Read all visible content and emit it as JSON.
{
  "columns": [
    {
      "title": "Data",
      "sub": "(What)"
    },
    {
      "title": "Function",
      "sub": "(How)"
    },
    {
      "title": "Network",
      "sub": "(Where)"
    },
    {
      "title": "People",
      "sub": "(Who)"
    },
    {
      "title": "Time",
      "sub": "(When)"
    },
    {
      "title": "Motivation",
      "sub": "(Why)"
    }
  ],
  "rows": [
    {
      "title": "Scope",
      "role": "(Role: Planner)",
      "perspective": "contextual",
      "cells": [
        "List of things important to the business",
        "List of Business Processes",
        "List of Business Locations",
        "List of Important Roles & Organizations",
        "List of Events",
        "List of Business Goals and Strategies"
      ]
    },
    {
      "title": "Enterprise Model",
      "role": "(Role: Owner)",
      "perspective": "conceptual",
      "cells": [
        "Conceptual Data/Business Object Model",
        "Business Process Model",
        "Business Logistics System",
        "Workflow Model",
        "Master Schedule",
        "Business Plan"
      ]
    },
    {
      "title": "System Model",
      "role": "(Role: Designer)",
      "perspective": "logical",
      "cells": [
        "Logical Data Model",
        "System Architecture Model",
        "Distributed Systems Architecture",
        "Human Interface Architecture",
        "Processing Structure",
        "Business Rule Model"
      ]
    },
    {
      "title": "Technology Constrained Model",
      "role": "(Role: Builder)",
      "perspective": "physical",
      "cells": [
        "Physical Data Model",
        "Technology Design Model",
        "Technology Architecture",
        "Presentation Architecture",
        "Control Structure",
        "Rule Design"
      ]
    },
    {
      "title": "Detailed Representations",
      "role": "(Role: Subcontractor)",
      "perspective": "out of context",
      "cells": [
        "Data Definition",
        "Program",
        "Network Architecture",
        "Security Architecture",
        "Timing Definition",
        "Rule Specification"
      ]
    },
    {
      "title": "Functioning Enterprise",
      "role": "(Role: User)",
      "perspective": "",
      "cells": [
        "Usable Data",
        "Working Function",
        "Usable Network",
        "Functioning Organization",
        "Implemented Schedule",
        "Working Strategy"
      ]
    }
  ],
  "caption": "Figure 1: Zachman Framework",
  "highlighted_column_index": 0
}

····················

Written exercise >>
Copy each line from the data above that includes "List".

Complete answer >>
        "List of things important to the business",
        "List of Business Processes",
        "List of Business Locations",
        "List of Important Roles & Organizations",
        "List of Events",
        "List of Business Goals and Strategies"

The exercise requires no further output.